### Stated goal
Repeat every line of the material, character for character.

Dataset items

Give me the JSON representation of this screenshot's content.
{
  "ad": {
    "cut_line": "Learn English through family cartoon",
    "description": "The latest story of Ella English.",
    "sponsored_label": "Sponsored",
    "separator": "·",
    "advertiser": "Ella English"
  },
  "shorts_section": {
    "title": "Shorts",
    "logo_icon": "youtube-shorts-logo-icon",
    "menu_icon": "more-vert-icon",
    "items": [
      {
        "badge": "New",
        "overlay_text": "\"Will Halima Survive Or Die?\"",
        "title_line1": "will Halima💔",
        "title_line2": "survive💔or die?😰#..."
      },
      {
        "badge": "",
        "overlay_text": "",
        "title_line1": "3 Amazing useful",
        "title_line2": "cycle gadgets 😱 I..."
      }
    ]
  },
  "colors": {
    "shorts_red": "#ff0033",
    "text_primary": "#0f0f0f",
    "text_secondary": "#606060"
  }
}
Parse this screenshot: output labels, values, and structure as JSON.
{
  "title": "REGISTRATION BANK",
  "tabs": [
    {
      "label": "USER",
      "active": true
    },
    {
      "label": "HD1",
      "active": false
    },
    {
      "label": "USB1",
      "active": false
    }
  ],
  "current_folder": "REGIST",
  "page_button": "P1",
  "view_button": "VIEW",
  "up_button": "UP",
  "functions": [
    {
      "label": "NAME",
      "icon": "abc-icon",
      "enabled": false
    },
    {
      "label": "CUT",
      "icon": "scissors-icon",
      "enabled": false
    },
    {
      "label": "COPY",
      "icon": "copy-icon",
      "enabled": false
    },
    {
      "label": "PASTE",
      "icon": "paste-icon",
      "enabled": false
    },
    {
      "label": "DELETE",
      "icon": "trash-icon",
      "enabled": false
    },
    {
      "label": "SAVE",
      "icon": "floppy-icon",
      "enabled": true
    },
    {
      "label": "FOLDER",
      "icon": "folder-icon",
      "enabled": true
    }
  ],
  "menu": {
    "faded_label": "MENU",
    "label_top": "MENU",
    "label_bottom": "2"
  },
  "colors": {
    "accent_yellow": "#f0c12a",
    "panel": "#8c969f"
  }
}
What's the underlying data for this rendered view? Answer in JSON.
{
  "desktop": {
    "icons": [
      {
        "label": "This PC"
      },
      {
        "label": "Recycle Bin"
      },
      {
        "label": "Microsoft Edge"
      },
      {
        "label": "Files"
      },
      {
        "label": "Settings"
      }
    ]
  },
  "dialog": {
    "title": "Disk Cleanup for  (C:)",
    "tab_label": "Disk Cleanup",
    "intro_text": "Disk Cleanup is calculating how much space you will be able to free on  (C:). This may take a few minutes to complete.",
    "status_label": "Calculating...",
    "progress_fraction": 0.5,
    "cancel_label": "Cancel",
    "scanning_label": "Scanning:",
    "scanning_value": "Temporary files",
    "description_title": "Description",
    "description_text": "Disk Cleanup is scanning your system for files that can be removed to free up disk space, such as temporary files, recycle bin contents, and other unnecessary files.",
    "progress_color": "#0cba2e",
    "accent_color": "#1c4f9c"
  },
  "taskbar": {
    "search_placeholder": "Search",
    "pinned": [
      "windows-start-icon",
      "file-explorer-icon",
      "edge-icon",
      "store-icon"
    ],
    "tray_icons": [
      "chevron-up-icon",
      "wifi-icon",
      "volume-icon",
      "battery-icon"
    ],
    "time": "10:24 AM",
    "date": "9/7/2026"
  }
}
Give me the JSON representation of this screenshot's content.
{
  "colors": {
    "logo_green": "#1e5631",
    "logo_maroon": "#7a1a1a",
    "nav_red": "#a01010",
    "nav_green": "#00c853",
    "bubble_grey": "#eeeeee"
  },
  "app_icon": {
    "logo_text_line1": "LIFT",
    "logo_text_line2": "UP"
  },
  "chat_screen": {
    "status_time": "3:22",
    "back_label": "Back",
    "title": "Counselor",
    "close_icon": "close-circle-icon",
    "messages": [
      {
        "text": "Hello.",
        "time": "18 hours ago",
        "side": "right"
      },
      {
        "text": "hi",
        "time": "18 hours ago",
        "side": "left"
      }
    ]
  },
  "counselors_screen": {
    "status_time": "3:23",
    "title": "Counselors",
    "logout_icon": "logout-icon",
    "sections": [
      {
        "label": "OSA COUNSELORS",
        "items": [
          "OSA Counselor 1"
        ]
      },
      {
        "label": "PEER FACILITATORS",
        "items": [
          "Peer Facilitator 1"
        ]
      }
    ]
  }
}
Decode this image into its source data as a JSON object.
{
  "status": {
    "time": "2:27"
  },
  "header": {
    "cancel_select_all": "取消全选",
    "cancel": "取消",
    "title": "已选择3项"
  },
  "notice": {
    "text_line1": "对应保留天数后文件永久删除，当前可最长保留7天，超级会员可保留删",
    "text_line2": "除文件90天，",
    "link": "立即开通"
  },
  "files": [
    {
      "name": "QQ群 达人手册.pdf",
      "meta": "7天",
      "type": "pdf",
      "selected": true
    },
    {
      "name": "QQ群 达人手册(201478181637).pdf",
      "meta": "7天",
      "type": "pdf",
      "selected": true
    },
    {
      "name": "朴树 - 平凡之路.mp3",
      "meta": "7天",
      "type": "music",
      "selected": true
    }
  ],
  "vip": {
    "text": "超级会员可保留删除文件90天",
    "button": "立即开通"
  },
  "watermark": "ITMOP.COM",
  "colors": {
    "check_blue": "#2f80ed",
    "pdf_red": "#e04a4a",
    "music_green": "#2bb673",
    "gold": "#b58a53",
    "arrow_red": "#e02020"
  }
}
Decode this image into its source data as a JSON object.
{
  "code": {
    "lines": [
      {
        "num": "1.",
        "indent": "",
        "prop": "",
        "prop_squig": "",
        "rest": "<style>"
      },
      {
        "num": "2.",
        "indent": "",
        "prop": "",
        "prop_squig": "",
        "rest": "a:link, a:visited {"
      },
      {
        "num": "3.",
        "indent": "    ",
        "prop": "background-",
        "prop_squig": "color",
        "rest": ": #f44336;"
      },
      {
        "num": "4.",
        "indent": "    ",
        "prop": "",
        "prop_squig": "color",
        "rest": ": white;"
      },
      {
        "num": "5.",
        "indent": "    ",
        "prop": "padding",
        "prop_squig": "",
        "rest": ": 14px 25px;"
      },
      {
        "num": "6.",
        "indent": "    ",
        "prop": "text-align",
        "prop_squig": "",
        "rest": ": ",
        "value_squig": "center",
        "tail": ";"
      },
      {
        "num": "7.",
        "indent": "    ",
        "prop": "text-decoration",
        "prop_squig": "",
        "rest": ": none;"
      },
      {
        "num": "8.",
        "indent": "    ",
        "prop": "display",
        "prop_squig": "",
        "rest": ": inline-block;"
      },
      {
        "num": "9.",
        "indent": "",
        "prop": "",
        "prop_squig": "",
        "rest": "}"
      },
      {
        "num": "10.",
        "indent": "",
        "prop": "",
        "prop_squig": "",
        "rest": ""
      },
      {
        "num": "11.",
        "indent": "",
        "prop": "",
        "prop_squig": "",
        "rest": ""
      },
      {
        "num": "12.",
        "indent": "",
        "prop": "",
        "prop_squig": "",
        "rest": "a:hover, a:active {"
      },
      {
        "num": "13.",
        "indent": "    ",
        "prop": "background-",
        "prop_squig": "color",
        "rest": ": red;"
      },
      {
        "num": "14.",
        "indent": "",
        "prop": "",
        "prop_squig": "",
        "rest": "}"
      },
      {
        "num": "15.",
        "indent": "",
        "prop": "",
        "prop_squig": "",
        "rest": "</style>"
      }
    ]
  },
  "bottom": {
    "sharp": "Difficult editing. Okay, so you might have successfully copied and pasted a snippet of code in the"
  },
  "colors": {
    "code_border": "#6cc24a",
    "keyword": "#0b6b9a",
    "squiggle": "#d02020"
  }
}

### Task response
Give me the JSON representation of this screenshot's content.
{
  "ad": {
    "cut_line": "Learn English through family cartoon",
    "description": "The latest story of Ella English.",
    "sponsored_label": "Sponsored",
    "separator": "·",
    "advertiser": "Ella English"
  },
  "shorts_section": {
    "title": "Shorts",
    "logo_icon": "youtube-shorts-logo-icon",
    "menu_icon": "more-vert-icon",
    "items": [
      {
        "badge": "New",
        "overlay_text": "\"Will Halima Survive Or Die?\"",
        "title_line1": "will Halima💔",
        "title_line2": "survive💔or die?😰#..."
      },
      {
        "badge": "",
        "overlay_text": "",
        "title_line1": "3 Amazing useful",
        "title_line2": "cycle gadgets 😱 I..."
      }
    ]
  },
  "colors": {
    "shorts_red": "#ff0033",
    "text_primary": "#0f0f0f",
    "text_secondary": "#606060"
  }
}
Parse this screenshot: output labels, values, and structure as JSON.
{
  "title": "REGISTRATION BANK",
  "tabs": [
    {
      "label": "USER",
      "active": true
    },
    {
      "label": "HD1",
      "active": false
    },
    {
      "label": "USB1",
      "active": false
    }
  ],
  "current_folder": "REGIST",
  "page_button": "P1",
  "view_button": "VIEW",
  "up_button": "UP",
  "functions": [
    {
      "label": "NAME",
      "icon": "abc-icon",
      "enabled": false
    },
    {
      "label": "CUT",
      "icon": "scissors-icon",
      "enabled": false
    },
    {
      "label": "COPY",
      "icon": "copy-icon",
      "enabled": false
    },
    {
      "label": "PASTE",
      "icon": "paste-icon",
      "enabled": false
    },
    {
      "label": "DELETE",
      "icon": "trash-icon",
      "enabled": false
    },
    {
      "label": "SAVE",
      "icon": "floppy-icon",
      "enabled": true
    },
    {
      "label": "FOLDER",
      "icon": "folder-icon",
      "enabled": true
    }
  ],
  "menu": {
    "faded_label": "MENU",
    "label_top": "MENU",
    "label_bottom": "2"
  },
  "colors": {
    "accent_yellow": "#f0c12a",
    "panel": "#8c969f"
  }
}
What's the underlying data for this rendered view? Answer in JSON.
{
  "desktop": {
    "icons": [
      {
        "label": "This PC"
      },
      {
        "label": "Recycle Bin"
      },
      {
        "label": "Microsoft Edge"
      },
      {
        "label": "Files"
      },
      {
        "label": "Settings"
      }
    ]
  },
  "dialog": {
    "title": "Disk Cleanup for  (C:)",
    "tab_label": "Disk Cleanup",
    "intro_text": "Disk Cleanup is calculating how much space you will be able to free on  (C:). This may take a few minutes to complete.",
    "status_label": "Calculating...",
    "progress_fraction": 0.5,
    "cancel_label": "Cancel",
    "scanning_label": "Scanning:",
    "scanning_value": "Temporary files",
    "description_title": "Description",
    "description_text": "Disk Cleanup is scanning your system for files that can be removed to free up disk space, such as temporary files, recycle bin contents, and other unnecessary files.",
    "progress_color": "#0cba2e",
    "accent_color": "#1c4f9c"
  },
  "taskbar": {
    "search_placeholder": "Search",
    "pinned": [
      "windows-start-icon",
      "file-explorer-icon",
      "edge-icon",
      "store-icon"
    ],
    "tray_icons": [
      "chevron-up-icon",
      "wifi-icon",
      "volume-icon",
      "battery-icon"
    ],
    "time": "10:24 AM",
    "date": "9/7/2026"
  }
}
Give me the JSON representation of this screenshot's content.
{
  "colors": {
    "logo_green": "#1e5631",
    "logo_maroon": "#7a1a1a",
    "nav_red": "#a01010",
    "nav_green": "#00c853",
    "bubble_grey": "#eeeeee"
  },
  "app_icon": {
    "logo_text_line1": "LIFT",
    "logo_text_line2": "UP"
  },
  "chat_screen": {
    "status_time": "3:22",
    "back_label": "Back",
    "title": "Counselor",
    "close_icon": "close-circle-icon",
    "messages": [
      {
        "text": "Hello.",
        "time": "18 hours ago",
        "side": "right"
      },
      {
        "text": "hi",
        "time": "18 hours ago",
        "side": "left"
      }
    ]
  },
  "counselors_screen": {
    "status_time": "3:23",
    "title": "Counselors",
    "logout_icon": "logout-icon",
    "sections": [
      {
        "label": "OSA COUNSELORS",
        "items": [
          "OSA Counselor 1"
        ]
      },
      {
        "label": "PEER FACILITATORS",
        "items": [
          "Peer Facilitator 1"
        ]
      }
    ]
  }
}
Decode this image into its source data as a JSON object.
{
  "status": {
    "time": "2:27"
  },
  "header": {
    "cancel_select_all": "取消全选",
    "cancel": "取消",
    "title": "已选择3项"
  },
  "notice": {
    "text_line1": "对应保留天数后文件永久删除，当前可最长保留7天，超级会员可保留删",
    "text_line2": "除文件90天，",
    "link": "立即开通"
  },
  "files": [
    {
      "name": "QQ群 达人手册.pdf",
      "meta": "7天",
      "type": "pdf",
      "selected": true
    },
    {
      "name": "QQ群 达人手册(201478181637).pdf",
      "meta": "7天",
      "type": "pdf",
      "selected": true
    },
    {
      "name": "朴树 - 平凡之路.mp3",
      "meta": "7天",
      "type": "music",
      "selected": true
    }
  ],
  "vip": {
    "text": "超级会员可保留删除文件90天",
    "button": "立即开通"
  },
  "watermark": "ITMOP.COM",
  "colors": {
    "check_blue": "#2f80ed",
    "pdf_red": "#e04a4a",
    "music_green": "#2bb673",
    "gold": "#b58a53",
    "arrow_red": "#e02020"
  }
}
Decode this image into its source data as a JSON object.
{
  "code": {
    "lines": [
      {
        "num": "1.",
        "indent": "",
        "prop": "",
        "prop_squig": "",
        "rest": "<style>"
      },
      {
        "num": "2.",
        "indent": "",
        "prop": "",
        "prop_squig": "",
        "rest": "a:link, a:visited {"
      },
      {
        "num": "3.",
        "indent": "    ",
        "prop": "background-",
        "prop_squig": "color",
        "rest": ": #f44336;"
      },
      {
        "num": "4.",
        "indent": "    ",
        "prop": "",
        "prop_squig": "color",
        "rest": ": white;"
      },
      {
        "num": "5.",
        "indent": "    ",
        "prop": "padding",
        "prop_squig": "",
        "rest": ": 14px 25px;"
      },
      {
        "num": "6.",
        "indent": "    ",
        "prop": "text-align",
        "prop_squig": "",
        "rest": ": ",
        "value_squig": "center",
        "tail": ";"
      },
      {
        "num": "7.",
        "indent": "    ",
        "prop": "text-decoration",
        "prop_squig": "",
        "rest": ": none;"
      },
      {
        "num": "8.",
        "indent": "    ",
        "prop": "display",
        "prop_squig": "",
        "rest": ": inline-block;"
      },
      {
        "num": "9.",
        "indent": "",
        "prop": "",
        "prop_squig": "",
        "rest": "}"
      },
      {
        "num": "10.",
        "indent": "",
        "prop": "",
        "prop_squig": "",
        "rest": ""
      },
      {
        "num": "11.",
        "indent": "",
        "prop": "",
        "prop_squig": "",
        "rest": ""
      },
      {
        "num": "12.",
        "indent": "",
        "prop": "",
        "prop_squig": "",
        "rest": "a:hover, a:active {"
      },
      {
        "num": "13.",
        "indent": "    ",
        "prop": "background-",
        "prop_squig": "color",
        "rest": ": red;"
      },
      {
        "num": "14.",
        "indent": "",
        "prop": "",
        "prop_squig": "",
        "rest": "}"
      },
      {
        "num": "15.",
        "indent": "",
        "prop": "",
        "prop_squig": "",
        "rest": "</style>"
      }
    ]
  },
  "bottom": {
    "sharp": "Difficult editing. Okay, so you might have successfully copied and pasted a snippet of code in the"
  },
  "colors": {
    "code_border": "#6cc24a",
    "keyword": "#0b6b9a",
    "squiggle": "#d02020"
  }
}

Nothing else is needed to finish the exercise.